REQUIREMENTS: Find and copy every line in the records that includes the string "communicating".

######

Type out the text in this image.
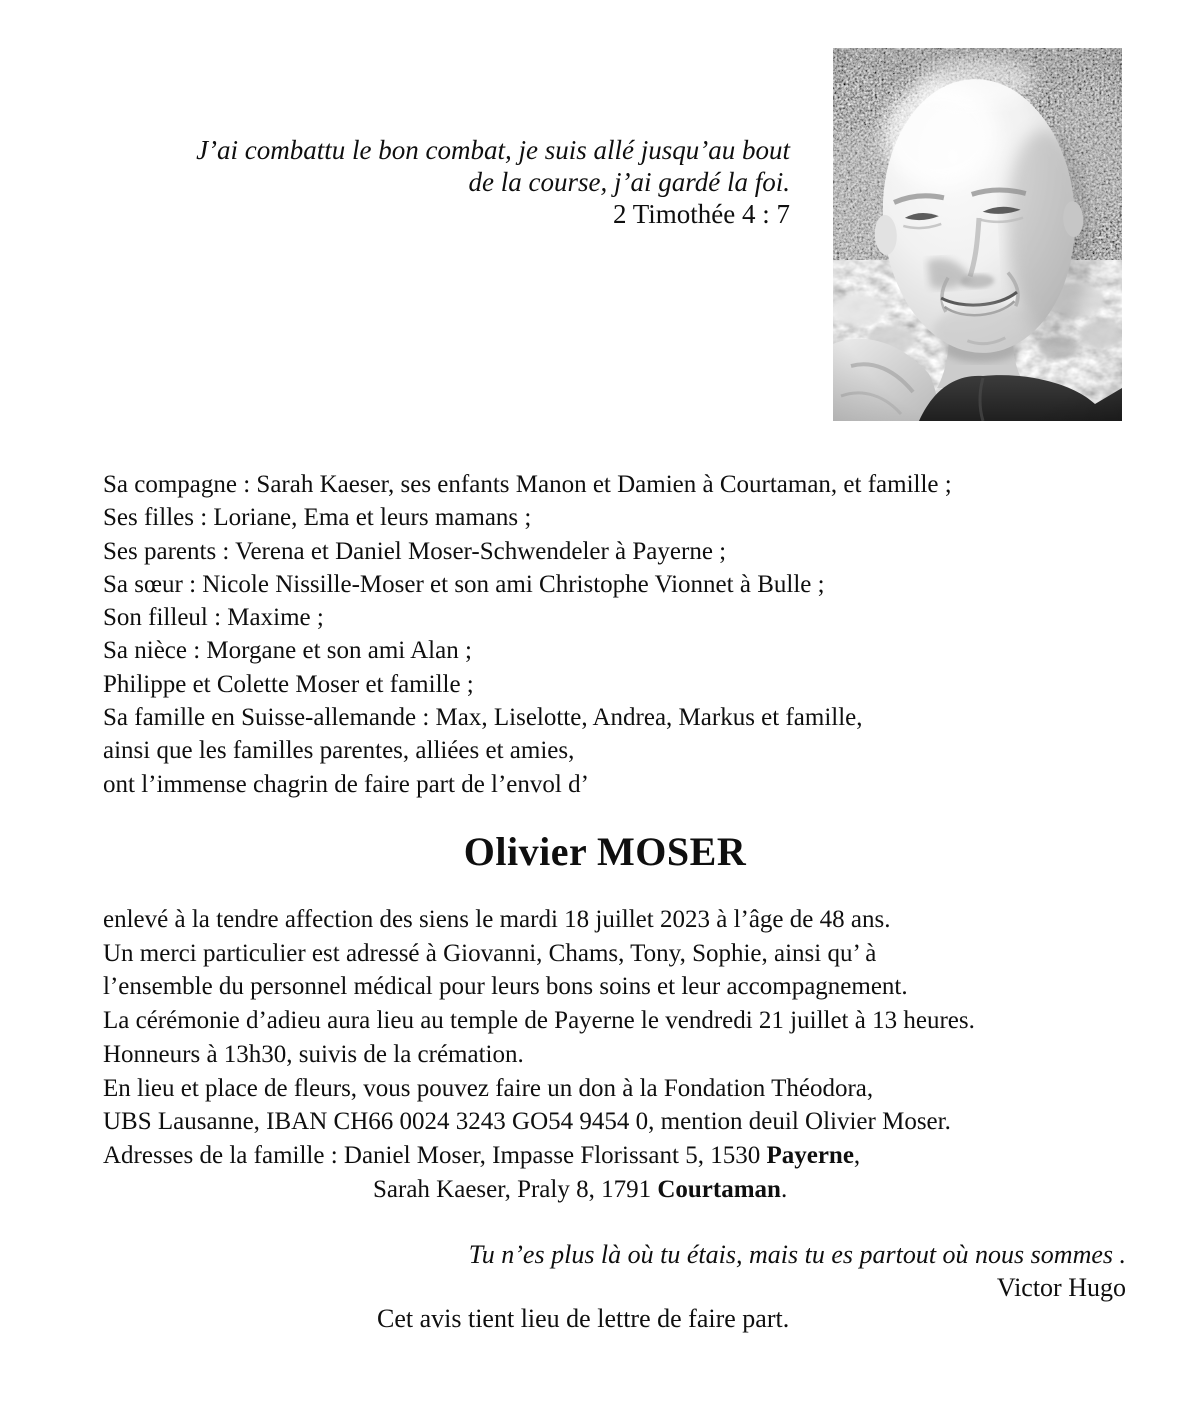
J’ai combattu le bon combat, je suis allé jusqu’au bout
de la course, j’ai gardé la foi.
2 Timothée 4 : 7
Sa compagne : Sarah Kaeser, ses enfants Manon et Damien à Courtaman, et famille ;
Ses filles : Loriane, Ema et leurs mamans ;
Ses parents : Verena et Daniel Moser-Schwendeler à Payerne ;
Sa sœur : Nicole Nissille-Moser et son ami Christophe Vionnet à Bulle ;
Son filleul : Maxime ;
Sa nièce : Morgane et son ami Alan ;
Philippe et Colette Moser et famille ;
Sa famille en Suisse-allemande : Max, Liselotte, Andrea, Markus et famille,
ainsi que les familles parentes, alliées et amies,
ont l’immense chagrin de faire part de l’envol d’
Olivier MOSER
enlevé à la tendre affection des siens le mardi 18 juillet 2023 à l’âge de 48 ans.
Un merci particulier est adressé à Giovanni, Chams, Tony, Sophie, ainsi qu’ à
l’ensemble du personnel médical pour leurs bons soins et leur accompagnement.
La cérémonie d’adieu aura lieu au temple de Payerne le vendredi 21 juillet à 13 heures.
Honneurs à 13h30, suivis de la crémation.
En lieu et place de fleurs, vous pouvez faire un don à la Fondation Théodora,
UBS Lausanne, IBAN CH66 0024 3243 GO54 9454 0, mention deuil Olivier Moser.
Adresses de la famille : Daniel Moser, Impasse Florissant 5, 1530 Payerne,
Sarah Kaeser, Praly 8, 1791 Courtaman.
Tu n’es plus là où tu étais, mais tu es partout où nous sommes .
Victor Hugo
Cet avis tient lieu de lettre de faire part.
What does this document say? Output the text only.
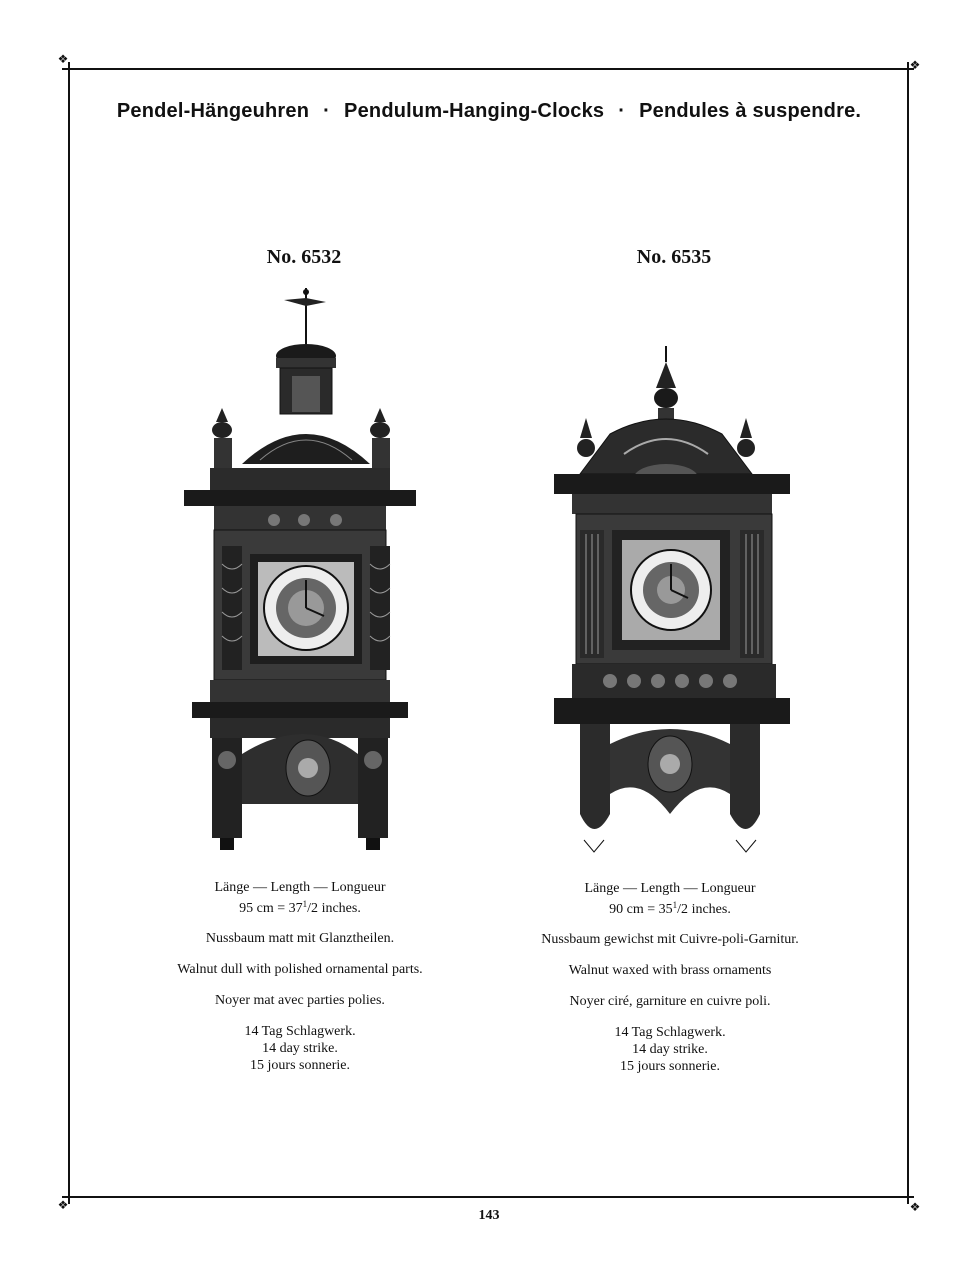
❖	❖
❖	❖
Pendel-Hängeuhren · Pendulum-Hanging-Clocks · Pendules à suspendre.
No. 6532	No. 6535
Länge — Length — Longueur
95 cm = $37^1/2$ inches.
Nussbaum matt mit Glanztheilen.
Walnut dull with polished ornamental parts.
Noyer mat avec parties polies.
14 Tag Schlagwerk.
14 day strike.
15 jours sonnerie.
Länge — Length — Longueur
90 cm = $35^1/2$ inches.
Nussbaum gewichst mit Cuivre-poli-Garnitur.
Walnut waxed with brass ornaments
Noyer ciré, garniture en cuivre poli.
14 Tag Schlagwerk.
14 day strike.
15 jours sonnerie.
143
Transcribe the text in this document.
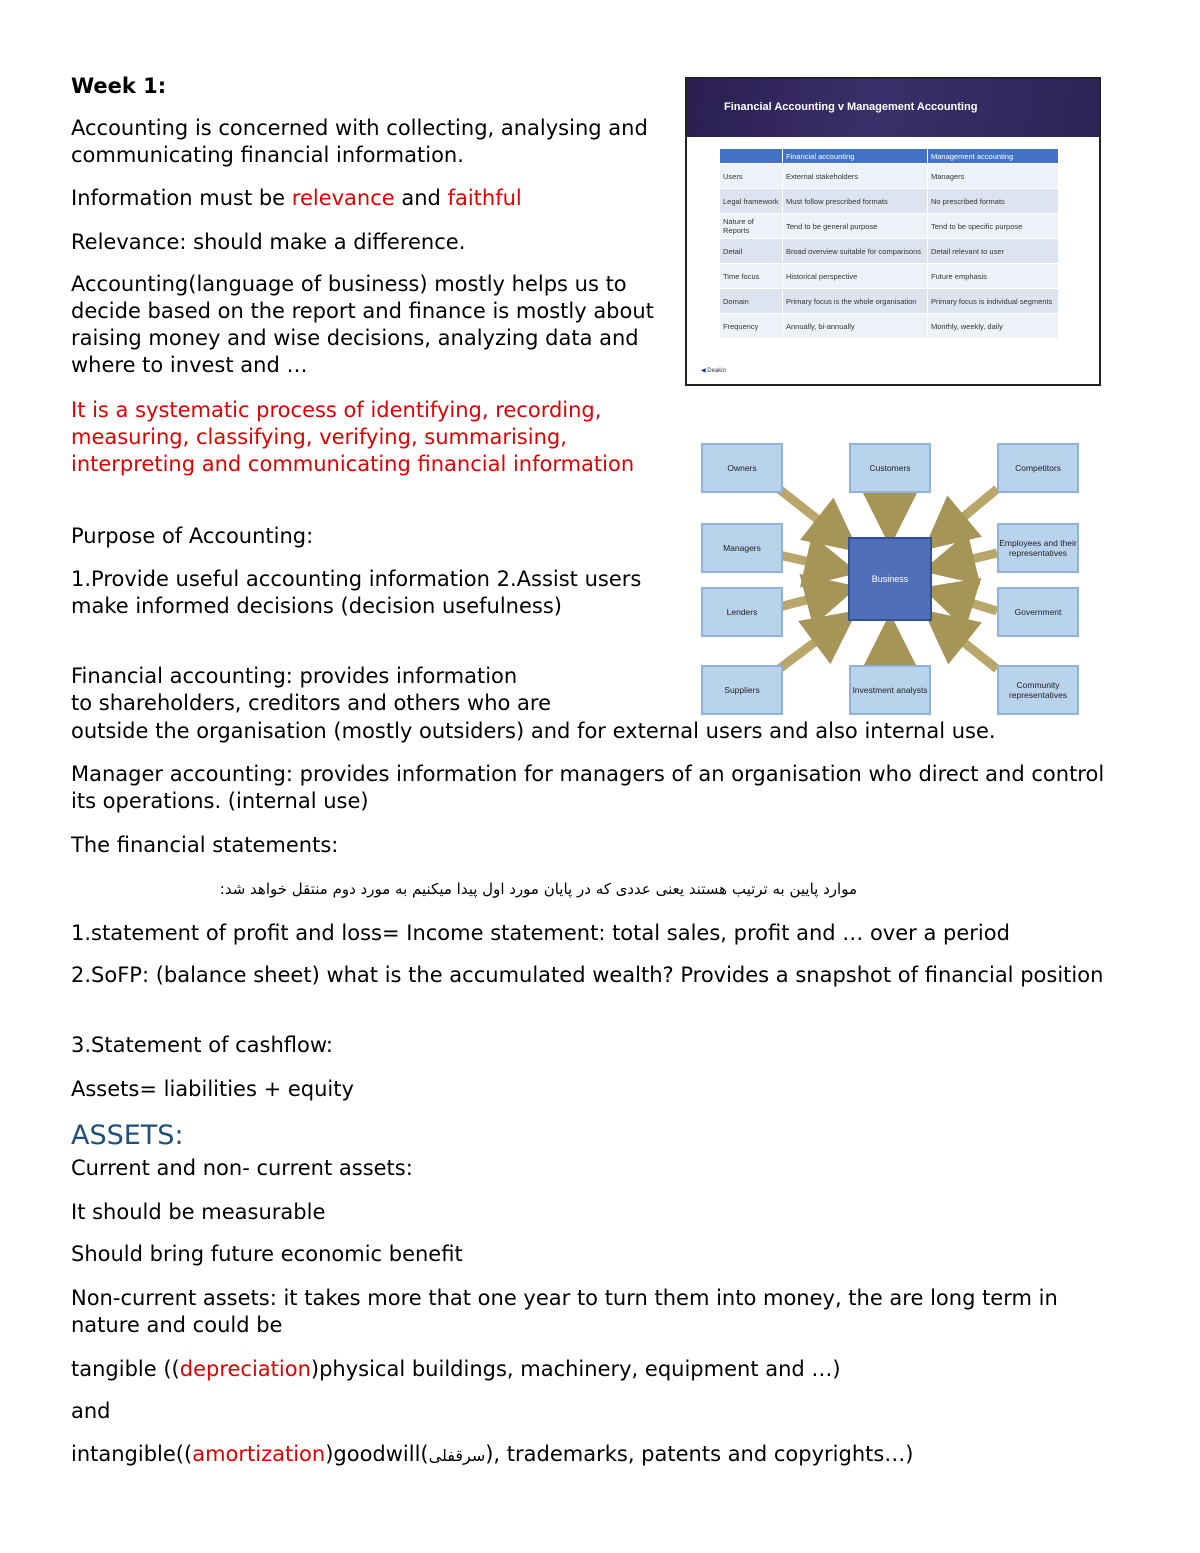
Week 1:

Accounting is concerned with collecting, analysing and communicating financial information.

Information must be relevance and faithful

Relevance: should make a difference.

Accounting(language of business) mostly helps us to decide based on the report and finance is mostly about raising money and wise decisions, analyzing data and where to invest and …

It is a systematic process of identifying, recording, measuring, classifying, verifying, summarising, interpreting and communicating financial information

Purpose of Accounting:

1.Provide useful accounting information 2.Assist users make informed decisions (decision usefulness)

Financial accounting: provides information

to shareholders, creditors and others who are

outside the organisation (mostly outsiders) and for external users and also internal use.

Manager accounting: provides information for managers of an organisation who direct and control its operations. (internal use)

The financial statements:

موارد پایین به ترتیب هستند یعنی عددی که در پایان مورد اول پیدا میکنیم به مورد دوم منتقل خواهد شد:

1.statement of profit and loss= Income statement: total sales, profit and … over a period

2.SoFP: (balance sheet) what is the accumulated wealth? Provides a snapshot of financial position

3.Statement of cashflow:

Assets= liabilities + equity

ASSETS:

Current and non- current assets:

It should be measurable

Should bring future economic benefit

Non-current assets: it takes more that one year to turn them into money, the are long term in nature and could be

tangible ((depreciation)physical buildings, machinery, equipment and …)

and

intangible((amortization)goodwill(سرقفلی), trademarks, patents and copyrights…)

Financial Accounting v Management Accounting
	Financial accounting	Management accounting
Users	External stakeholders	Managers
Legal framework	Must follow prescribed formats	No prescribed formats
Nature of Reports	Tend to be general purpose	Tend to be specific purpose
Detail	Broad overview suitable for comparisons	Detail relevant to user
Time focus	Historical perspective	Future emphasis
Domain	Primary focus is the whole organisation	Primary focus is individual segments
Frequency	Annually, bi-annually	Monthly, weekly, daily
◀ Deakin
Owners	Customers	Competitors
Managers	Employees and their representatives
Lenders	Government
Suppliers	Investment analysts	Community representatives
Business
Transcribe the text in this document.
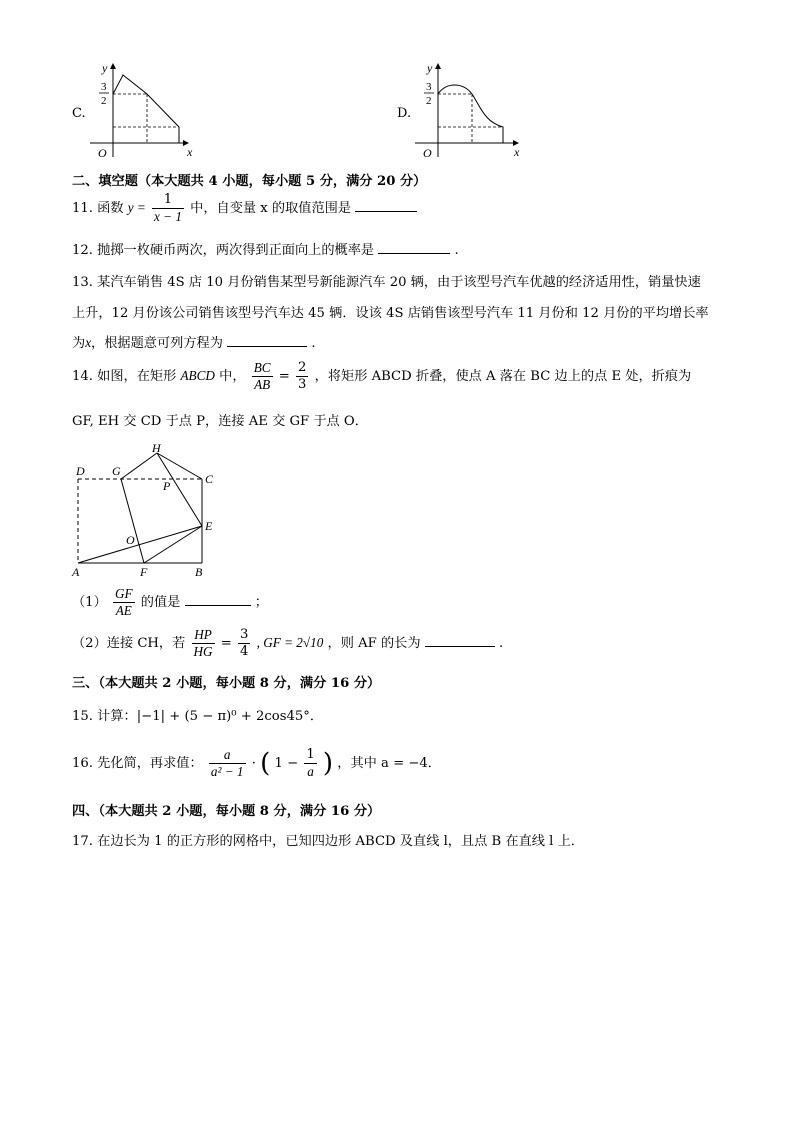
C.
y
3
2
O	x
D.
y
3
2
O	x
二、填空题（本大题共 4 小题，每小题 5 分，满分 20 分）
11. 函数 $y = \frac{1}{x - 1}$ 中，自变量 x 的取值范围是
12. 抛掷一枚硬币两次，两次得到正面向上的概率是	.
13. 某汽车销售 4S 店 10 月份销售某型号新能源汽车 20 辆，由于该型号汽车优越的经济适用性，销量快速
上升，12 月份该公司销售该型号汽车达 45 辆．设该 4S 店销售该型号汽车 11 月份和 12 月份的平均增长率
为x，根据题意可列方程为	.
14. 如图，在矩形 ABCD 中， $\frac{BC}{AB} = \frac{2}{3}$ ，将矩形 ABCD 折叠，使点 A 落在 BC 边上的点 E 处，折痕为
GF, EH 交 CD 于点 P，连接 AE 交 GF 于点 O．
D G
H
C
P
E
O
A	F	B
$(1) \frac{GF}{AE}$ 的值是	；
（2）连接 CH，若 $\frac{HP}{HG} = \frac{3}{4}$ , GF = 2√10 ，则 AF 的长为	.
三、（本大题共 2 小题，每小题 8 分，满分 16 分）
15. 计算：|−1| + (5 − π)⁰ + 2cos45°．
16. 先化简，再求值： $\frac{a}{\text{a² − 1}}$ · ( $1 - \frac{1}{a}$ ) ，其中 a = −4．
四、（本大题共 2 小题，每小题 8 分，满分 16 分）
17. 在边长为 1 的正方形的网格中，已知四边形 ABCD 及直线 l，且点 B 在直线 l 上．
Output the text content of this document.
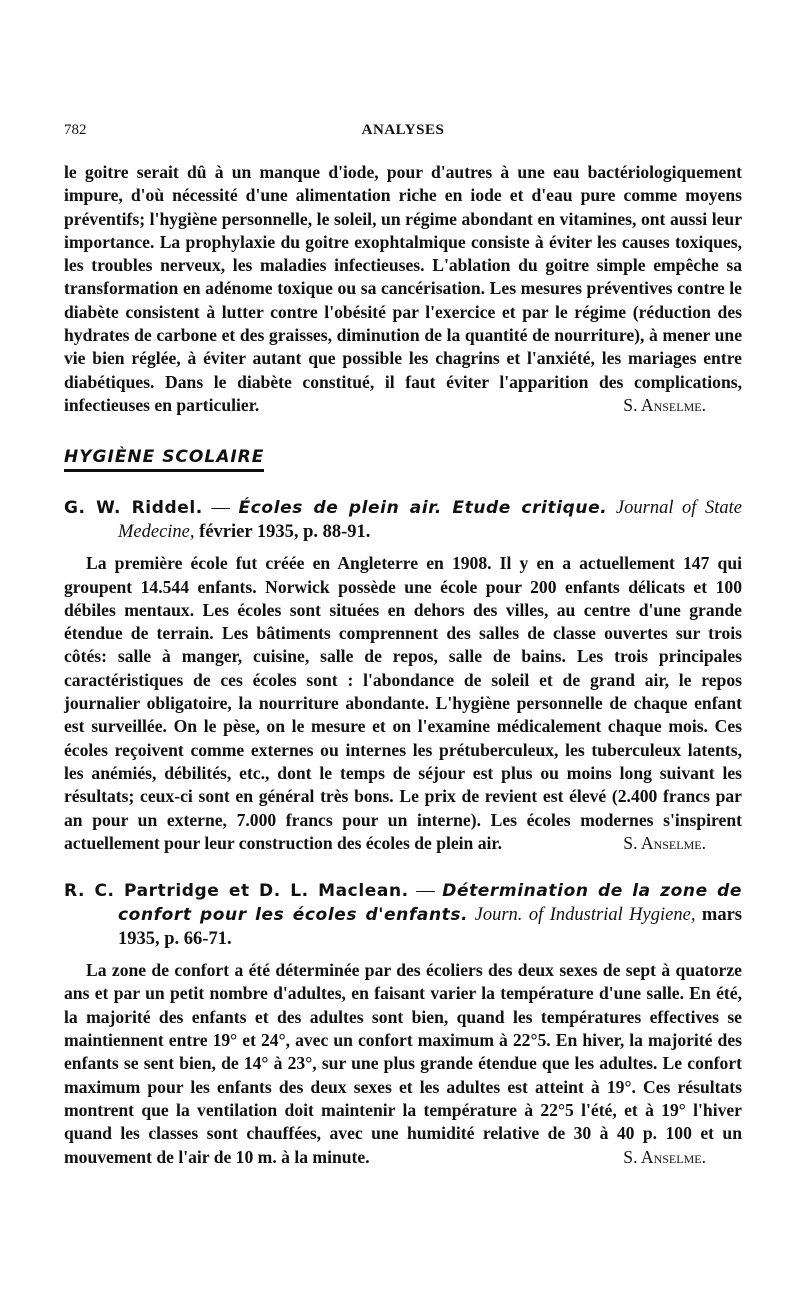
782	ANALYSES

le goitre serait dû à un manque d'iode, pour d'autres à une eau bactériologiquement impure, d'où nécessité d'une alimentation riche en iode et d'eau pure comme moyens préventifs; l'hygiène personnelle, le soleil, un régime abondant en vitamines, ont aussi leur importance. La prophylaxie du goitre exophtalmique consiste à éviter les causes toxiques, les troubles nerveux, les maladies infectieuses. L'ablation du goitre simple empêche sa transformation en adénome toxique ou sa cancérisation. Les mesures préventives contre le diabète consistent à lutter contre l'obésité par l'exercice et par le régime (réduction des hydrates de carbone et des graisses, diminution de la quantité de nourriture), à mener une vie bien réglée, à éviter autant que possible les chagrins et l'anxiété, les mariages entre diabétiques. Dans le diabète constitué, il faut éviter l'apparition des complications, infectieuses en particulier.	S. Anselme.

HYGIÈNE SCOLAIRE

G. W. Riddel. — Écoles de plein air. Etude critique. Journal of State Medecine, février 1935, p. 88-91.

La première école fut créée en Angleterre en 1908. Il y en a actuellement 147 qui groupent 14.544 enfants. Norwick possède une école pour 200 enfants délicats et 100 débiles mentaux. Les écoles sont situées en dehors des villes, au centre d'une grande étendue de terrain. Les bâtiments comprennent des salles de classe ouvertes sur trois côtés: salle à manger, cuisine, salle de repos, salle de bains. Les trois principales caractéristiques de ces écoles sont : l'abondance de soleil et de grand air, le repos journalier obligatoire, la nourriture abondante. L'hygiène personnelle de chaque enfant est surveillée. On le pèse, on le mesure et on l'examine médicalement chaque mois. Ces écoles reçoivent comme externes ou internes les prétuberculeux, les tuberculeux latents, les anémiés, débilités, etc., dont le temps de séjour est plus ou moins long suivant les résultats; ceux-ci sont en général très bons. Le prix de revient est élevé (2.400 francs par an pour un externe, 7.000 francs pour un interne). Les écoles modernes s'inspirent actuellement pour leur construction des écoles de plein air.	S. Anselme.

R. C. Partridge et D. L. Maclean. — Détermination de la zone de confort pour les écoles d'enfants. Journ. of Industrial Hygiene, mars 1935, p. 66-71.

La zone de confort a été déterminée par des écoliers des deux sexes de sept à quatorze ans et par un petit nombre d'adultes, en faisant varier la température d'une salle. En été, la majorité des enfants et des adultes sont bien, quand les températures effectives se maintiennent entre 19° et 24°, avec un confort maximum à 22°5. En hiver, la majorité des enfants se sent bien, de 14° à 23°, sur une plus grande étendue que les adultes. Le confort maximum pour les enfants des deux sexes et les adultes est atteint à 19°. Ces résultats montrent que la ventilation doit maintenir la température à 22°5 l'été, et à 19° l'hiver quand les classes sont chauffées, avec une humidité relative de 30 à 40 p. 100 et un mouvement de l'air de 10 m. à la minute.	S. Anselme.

######

FULL ANSWER:
Accounting is concerned with collecting, analysing and communicating financial information.
It is a systematic process of identifying, recording, measuring, classifying, verifying, summarising, interpreting and communicating financial information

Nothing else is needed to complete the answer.